# WRITTEN TASK:
Could you output each line of the data that follows exactly?

[Dataset rows]
★ ★ ★ ★ ★

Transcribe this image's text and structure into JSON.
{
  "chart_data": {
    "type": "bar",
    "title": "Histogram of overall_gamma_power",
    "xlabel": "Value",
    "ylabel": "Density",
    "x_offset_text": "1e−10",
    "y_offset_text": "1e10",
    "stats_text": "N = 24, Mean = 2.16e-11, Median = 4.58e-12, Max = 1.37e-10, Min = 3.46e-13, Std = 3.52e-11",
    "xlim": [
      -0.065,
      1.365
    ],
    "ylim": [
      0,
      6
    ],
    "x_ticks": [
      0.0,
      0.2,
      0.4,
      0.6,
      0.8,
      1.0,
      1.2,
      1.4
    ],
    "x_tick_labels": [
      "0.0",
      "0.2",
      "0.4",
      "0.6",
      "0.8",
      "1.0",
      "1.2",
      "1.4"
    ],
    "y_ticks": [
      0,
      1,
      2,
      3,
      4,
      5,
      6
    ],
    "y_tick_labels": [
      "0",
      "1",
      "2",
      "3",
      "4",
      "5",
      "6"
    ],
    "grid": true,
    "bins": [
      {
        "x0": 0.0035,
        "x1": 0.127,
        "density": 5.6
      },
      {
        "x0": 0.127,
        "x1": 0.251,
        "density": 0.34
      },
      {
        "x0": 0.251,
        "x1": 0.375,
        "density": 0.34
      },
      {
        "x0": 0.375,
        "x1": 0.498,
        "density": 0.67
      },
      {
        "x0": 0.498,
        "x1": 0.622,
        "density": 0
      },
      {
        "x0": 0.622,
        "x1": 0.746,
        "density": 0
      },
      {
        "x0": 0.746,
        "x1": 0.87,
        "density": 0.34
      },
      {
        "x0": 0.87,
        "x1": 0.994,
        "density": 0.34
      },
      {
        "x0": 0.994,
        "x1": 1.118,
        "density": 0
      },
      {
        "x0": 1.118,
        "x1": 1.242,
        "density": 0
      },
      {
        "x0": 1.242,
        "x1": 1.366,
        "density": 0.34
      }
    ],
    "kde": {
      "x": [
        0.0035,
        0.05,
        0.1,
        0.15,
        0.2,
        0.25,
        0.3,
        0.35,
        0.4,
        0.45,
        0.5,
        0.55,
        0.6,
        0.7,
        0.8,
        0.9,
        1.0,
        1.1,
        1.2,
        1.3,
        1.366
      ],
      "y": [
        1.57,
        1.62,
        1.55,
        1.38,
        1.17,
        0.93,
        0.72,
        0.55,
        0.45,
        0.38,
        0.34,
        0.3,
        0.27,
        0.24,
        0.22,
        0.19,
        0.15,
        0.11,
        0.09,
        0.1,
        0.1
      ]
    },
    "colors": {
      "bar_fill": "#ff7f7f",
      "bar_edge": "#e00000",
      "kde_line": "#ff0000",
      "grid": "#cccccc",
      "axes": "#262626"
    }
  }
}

★ ★ ★ ★ ★

# ANSWER BELOW:
Transcribe this image's text and structure into JSON.
{
  "chart_data": {
    "type": "bar",
    "title": "Histogram of overall_gamma_power",
    "xlabel": "Value",
    "ylabel": "Density",
    "x_offset_text": "1e−10",
    "y_offset_text": "1e10",
    "stats_text": "N = 24, Mean = 2.16e-11, Median = 4.58e-12, Max = 1.37e-10, Min = 3.46e-13, Std = 3.52e-11",
    "xlim": [
      -0.065,
      1.365
    ],
    "ylim": [
      0,
      6
    ],
    "x_ticks": [
      0.0,
      0.2,
      0.4,
      0.6,
      0.8,
      1.0,
      1.2,
      1.4
    ],
    "x_tick_labels": [
      "0.0",
      "0.2",
      "0.4",
      "0.6",
      "0.8",
      "1.0",
      "1.2",
      "1.4"
    ],
    "y_ticks": [
      0,
      1,
      2,
      3,
      4,
      5,
      6
    ],
    "y_tick_labels": [
      "0",
      "1",
      "2",
      "3",
      "4",
      "5",
      "6"
    ],
    "grid": true,
    "bins": [
      {
        "x0": 0.0035,
        "x1": 0.127,
        "density": 5.6
      },
      {
        "x0": 0.127,
        "x1": 0.251,
        "density": 0.34
      },
      {
        "x0": 0.251,
        "x1": 0.375,
        "density": 0.34
      },
      {
        "x0": 0.375,
        "x1": 0.498,
        "density": 0.67
      },
      {
        "x0": 0.498,
        "x1": 0.622,
        "density": 0
      },
      {
        "x0": 0.622,
        "x1": 0.746,
        "density": 0
      },
      {
        "x0": 0.746,
        "x1": 0.87,
        "density": 0.34
      },
      {
        "x0": 0.87,
        "x1": 0.994,
        "density": 0.34
      },
      {
        "x0": 0.994,
        "x1": 1.118,
        "density": 0
      },
      {
        "x0": 1.118,
        "x1": 1.242,
        "density": 0
      },
      {
        "x0": 1.242,
        "x1": 1.366,
        "density": 0.34
      }
    ],
    "kde": {
      "x": [
        0.0035,
        0.05,
        0.1,
        0.15,
        0.2,
        0.25,
        0.3,
        0.35,
        0.4,
        0.45,
        0.5,
        0.55,
        0.6,
        0.7,
        0.8,
        0.9,
        1.0,
        1.1,
        1.2,
        1.3,
        1.366
      ],
      "y": [
        1.57,
        1.62,
        1.55,
        1.38,
        1.17,
        0.93,
        0.72,
        0.55,
        0.45,
        0.38,
        0.34,
        0.3,
        0.27,
        0.24,
        0.22,
        0.19,
        0.15,
        0.11,
        0.09,
        0.1,
        0.1
      ]
    },
    "colors": {
      "bar_fill": "#ff7f7f",
      "bar_edge": "#e00000",
      "kde_line": "#ff0000",
      "grid": "#cccccc",
      "axes": "#262626"
    }
  }
}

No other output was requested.